----- Data entries -----

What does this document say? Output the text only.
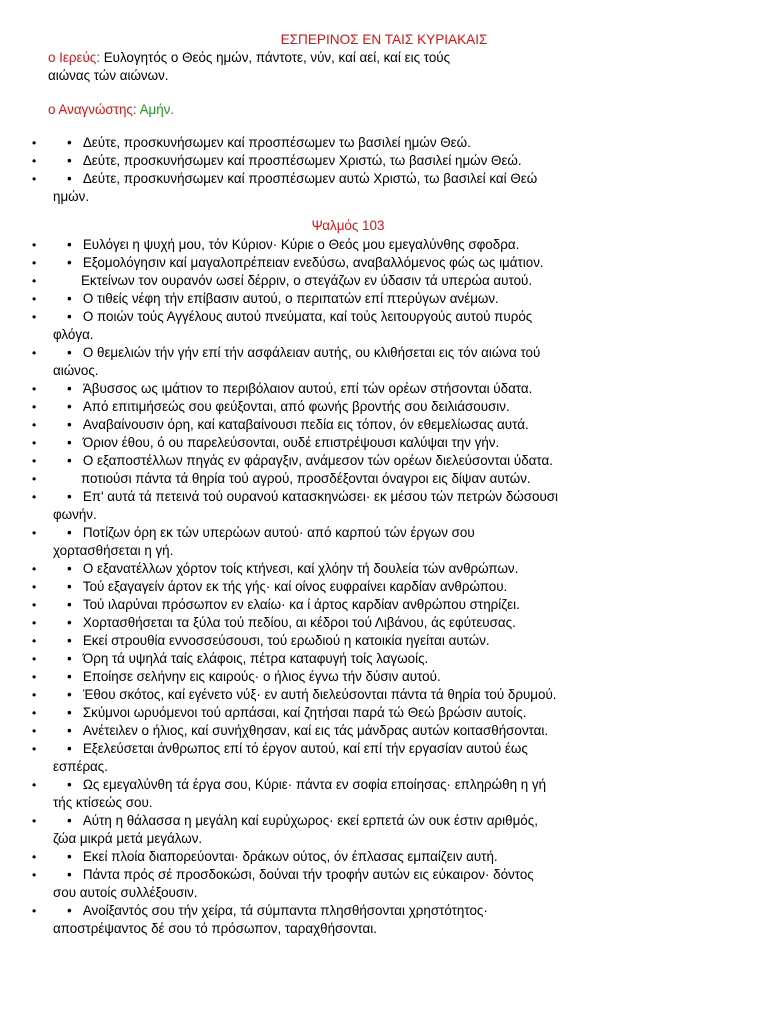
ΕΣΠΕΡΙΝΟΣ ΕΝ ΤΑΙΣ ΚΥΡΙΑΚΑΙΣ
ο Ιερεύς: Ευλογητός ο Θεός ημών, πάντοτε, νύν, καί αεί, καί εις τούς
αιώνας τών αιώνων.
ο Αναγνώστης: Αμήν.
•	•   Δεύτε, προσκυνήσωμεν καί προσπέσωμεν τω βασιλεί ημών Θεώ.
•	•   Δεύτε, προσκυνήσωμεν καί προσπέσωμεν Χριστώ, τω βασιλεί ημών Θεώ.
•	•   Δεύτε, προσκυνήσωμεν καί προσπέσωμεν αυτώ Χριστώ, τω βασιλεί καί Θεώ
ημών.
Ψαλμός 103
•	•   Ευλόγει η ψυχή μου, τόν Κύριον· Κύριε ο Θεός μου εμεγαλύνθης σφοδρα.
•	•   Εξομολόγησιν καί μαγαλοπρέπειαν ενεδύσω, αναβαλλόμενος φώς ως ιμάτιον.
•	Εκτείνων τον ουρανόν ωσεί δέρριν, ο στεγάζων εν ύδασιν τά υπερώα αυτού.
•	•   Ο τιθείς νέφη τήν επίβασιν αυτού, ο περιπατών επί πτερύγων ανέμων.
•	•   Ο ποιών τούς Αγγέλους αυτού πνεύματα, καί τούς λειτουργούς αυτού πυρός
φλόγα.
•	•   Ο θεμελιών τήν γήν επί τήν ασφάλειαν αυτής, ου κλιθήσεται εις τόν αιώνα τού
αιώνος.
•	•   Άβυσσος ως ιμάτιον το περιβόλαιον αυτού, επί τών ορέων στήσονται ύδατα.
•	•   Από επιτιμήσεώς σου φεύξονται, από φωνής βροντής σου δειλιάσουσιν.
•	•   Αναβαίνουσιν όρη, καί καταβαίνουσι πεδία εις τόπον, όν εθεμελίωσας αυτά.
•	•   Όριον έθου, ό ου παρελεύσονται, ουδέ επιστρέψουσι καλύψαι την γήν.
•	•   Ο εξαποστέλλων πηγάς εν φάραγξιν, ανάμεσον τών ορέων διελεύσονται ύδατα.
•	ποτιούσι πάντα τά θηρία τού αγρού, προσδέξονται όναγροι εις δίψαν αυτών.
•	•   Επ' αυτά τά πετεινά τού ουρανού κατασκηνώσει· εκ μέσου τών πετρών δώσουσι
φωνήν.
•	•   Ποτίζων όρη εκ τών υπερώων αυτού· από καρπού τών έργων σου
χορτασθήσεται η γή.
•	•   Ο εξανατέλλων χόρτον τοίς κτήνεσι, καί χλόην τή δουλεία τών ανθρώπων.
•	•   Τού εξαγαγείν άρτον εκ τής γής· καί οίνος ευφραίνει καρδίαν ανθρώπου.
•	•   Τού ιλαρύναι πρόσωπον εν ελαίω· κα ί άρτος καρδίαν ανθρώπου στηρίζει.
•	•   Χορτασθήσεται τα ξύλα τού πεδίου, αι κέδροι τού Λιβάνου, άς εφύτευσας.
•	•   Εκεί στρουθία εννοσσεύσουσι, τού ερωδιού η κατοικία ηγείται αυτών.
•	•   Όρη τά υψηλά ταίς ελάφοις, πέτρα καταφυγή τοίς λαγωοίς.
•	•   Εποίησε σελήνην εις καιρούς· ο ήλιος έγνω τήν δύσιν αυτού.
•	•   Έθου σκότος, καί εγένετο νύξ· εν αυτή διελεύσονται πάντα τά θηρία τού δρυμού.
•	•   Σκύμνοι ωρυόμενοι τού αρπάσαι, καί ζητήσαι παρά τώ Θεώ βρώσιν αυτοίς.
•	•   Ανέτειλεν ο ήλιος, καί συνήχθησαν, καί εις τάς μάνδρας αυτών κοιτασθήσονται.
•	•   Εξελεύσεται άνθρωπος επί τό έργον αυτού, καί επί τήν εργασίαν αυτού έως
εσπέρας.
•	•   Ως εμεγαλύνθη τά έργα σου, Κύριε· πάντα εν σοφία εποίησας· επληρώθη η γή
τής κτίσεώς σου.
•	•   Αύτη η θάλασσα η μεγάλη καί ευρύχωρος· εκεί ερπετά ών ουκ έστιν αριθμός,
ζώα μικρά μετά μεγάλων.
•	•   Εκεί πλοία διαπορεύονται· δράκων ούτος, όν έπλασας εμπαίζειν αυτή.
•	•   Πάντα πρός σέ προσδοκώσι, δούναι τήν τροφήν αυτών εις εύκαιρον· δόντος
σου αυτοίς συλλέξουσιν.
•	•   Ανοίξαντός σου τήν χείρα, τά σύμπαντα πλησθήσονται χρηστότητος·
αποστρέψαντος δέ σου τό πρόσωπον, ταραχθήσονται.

-----

Exclude the pictures and repeat every other part of the records word for word.

What does this document say? Output the text only.
ΕΣΠΕΡΙΝΟΣ ΕΝ ΤΑΙΣ ΚΥΡΙΑΚΑΙΣ
ο Ιερεύς: Ευλογητός ο Θεός ημών, πάντοτε, νύν, καί αεί, καί εις τούς
αιώνας τών αιώνων.
ο Αναγνώστης: Αμήν.
•	•   Δεύτε, προσκυνήσωμεν καί προσπέσωμεν τω βασιλεί ημών Θεώ.
•	•   Δεύτε, προσκυνήσωμεν καί προσπέσωμεν Χριστώ, τω βασιλεί ημών Θεώ.
•	•   Δεύτε, προσκυνήσωμεν καί προσπέσωμεν αυτώ Χριστώ, τω βασιλεί καί Θεώ
ημών.
Ψαλμός 103
•	•   Ευλόγει η ψυχή μου, τόν Κύριον· Κύριε ο Θεός μου εμεγαλύνθης σφοδρα.
•	•   Εξομολόγησιν καί μαγαλοπρέπειαν ενεδύσω, αναβαλλόμενος φώς ως ιμάτιον.
•	Εκτείνων τον ουρανόν ωσεί δέρριν, ο στεγάζων εν ύδασιν τά υπερώα αυτού.
•	•   Ο τιθείς νέφη τήν επίβασιν αυτού, ο περιπατών επί πτερύγων ανέμων.
•	•   Ο ποιών τούς Αγγέλους αυτού πνεύματα, καί τούς λειτουργούς αυτού πυρός
φλόγα.
•	•   Ο θεμελιών τήν γήν επί τήν ασφάλειαν αυτής, ου κλιθήσεται εις τόν αιώνα τού
αιώνος.
•	•   Άβυσσος ως ιμάτιον το περιβόλαιον αυτού, επί τών ορέων στήσονται ύδατα.
•	•   Από επιτιμήσεώς σου φεύξονται, από φωνής βροντής σου δειλιάσουσιν.
•	•   Αναβαίνουσιν όρη, καί καταβαίνουσι πεδία εις τόπον, όν εθεμελίωσας αυτά.
•	•   Όριον έθου, ό ου παρελεύσονται, ουδέ επιστρέψουσι καλύψαι την γήν.
•	•   Ο εξαποστέλλων πηγάς εν φάραγξιν, ανάμεσον τών ορέων διελεύσονται ύδατα.
•	ποτιούσι πάντα τά θηρία τού αγρού, προσδέξονται όναγροι εις δίψαν αυτών.
•	•   Επ' αυτά τά πετεινά τού ουρανού κατασκηνώσει· εκ μέσου τών πετρών δώσουσι
φωνήν.
•	•   Ποτίζων όρη εκ τών υπερώων αυτού· από καρπού τών έργων σου
χορτασθήσεται η γή.
•	•   Ο εξανατέλλων χόρτον τοίς κτήνεσι, καί χλόην τή δουλεία τών ανθρώπων.
•	•   Τού εξαγαγείν άρτον εκ τής γής· καί οίνος ευφραίνει καρδίαν ανθρώπου.
•	•   Τού ιλαρύναι πρόσωπον εν ελαίω· κα ί άρτος καρδίαν ανθρώπου στηρίζει.
•	•   Χορτασθήσεται τα ξύλα τού πεδίου, αι κέδροι τού Λιβάνου, άς εφύτευσας.
•	•   Εκεί στρουθία εννοσσεύσουσι, τού ερωδιού η κατοικία ηγείται αυτών.
•	•   Όρη τά υψηλά ταίς ελάφοις, πέτρα καταφυγή τοίς λαγωοίς.
•	•   Εποίησε σελήνην εις καιρούς· ο ήλιος έγνω τήν δύσιν αυτού.
•	•   Έθου σκότος, καί εγένετο νύξ· εν αυτή διελεύσονται πάντα τά θηρία τού δρυμού.
•	•   Σκύμνοι ωρυόμενοι τού αρπάσαι, καί ζητήσαι παρά τώ Θεώ βρώσιν αυτοίς.
•	•   Ανέτειλεν ο ήλιος, καί συνήχθησαν, καί εις τάς μάνδρας αυτών κοιτασθήσονται.
•	•   Εξελεύσεται άνθρωπος επί τό έργον αυτού, καί επί τήν εργασίαν αυτού έως
εσπέρας.
•	•   Ως εμεγαλύνθη τά έργα σου, Κύριε· πάντα εν σοφία εποίησας· επληρώθη η γή
τής κτίσεώς σου.
•	•   Αύτη η θάλασσα η μεγάλη καί ευρύχωρος· εκεί ερπετά ών ουκ έστιν αριθμός,
ζώα μικρά μετά μεγάλων.
•	•   Εκεί πλοία διαπορεύονται· δράκων ούτος, όν έπλασας εμπαίζειν αυτή.
•	•   Πάντα πρός σέ προσδοκώσι, δούναι τήν τροφήν αυτών εις εύκαιρον· δόντος
σου αυτοίς συλλέξουσιν.
•	•   Ανοίξαντός σου τήν χείρα, τά σύμπαντα πλησθήσονται χρηστότητος·
αποστρέψαντος δέ σου τό πρόσωπον, ταραχθήσονται.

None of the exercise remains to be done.